What the task asks: Copy every line of the listing exactly.

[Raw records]
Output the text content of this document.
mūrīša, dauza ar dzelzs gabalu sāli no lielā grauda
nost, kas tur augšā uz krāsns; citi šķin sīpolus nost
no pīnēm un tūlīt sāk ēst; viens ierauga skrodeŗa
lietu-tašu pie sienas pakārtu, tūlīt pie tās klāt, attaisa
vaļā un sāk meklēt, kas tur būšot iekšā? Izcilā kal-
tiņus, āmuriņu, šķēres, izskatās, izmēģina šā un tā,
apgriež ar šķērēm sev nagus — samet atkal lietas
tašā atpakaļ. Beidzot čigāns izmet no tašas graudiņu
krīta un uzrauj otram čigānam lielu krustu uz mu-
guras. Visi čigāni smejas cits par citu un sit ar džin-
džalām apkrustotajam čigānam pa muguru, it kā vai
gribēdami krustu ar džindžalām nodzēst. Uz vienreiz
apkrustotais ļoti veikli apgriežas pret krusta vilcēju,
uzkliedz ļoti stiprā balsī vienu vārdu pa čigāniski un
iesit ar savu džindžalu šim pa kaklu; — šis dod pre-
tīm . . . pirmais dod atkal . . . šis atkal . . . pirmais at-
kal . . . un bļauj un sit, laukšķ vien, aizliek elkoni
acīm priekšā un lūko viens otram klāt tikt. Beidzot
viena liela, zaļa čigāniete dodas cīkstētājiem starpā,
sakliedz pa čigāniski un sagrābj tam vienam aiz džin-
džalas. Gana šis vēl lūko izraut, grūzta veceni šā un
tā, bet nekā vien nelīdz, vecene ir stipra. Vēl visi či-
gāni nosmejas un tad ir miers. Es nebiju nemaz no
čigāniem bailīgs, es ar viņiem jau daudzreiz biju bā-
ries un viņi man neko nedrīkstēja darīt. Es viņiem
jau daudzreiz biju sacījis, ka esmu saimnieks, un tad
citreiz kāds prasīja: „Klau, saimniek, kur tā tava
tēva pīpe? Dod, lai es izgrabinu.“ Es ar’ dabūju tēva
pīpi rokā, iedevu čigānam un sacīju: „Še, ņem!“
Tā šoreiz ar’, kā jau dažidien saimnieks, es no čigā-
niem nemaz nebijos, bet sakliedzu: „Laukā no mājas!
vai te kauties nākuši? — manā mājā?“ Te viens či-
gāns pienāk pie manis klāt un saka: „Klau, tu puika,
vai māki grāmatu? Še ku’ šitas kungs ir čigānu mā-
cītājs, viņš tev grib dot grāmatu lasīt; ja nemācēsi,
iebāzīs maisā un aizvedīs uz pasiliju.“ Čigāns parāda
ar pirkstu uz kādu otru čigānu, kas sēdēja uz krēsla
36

Task output:
Output the text content of this document.
mūrīša, dauza ar dzelzs gabalu sāli no lielā grauda
nost, kas tur augšā uz krāsns; citi šķin sīpolus nost
no pīnēm un tūlīt sāk ēst; viens ierauga skrodeŗa
lietu-tašu pie sienas pakārtu, tūlīt pie tās klāt, attaisa
vaļā un sāk meklēt, kas tur būšot iekšā? Izcilā kal-
tiņus, āmuriņu, šķēres, izskatās, izmēģina šā un tā,
apgriež ar šķērēm sev nagus — samet atkal lietas
tašā atpakaļ. Beidzot čigāns izmet no tašas graudiņu
krīta un uzrauj otram čigānam lielu krustu uz mu-
guras. Visi čigāni smejas cits par citu un sit ar džin-
džalām apkrustotajam čigānam pa muguru, it kā vai
gribēdami krustu ar džindžalām nodzēst. Uz vienreiz
apkrustotais ļoti veikli apgriežas pret krusta vilcēju,
uzkliedz ļoti stiprā balsī vienu vārdu pa čigāniski un
iesit ar savu džindžalu šim pa kaklu; — šis dod pre-
tīm . . . pirmais dod atkal . . . šis atkal . . . pirmais at-
kal . . . un bļauj un sit, laukšķ vien, aizliek elkoni
acīm priekšā un lūko viens otram klāt tikt. Beidzot
viena liela, zaļa čigāniete dodas cīkstētājiem starpā,
sakliedz pa čigāniski un sagrābj tam vienam aiz džin-
džalas. Gana šis vēl lūko izraut, grūzta veceni šā un
tā, bet nekā vien nelīdz, vecene ir stipra. Vēl visi či-
gāni nosmejas un tad ir miers. Es nebiju nemaz no
čigāniem bailīgs, es ar viņiem jau daudzreiz biju bā-
ries un viņi man neko nedrīkstēja darīt. Es viņiem
jau daudzreiz biju sacījis, ka esmu saimnieks, un tad
citreiz kāds prasīja: „Klau, saimniek, kur tā tava
tēva pīpe? Dod, lai es izgrabinu.“ Es ar’ dabūju tēva
pīpi rokā, iedevu čigānam un sacīju: „Še, ņem!“
Tā šoreiz ar’, kā jau dažidien saimnieks, es no čigā-
niem nemaz nebijos, bet sakliedzu: „Laukā no mājas!
vai te kauties nākuši? — manā mājā?“ Te viens či-
gāns pienāk pie manis klāt un saka: „Klau, tu puika,
vai māki grāmatu? Še ku’ šitas kungs ir čigānu mā-
cītājs, viņš tev grib dot grāmatu lasīt; ja nemācēsi,
iebāzīs maisā un aizvedīs uz pasiliju.“ Čigāns parāda
ar pirkstu uz kādu otru čigānu, kas sēdēja uz krēsla
36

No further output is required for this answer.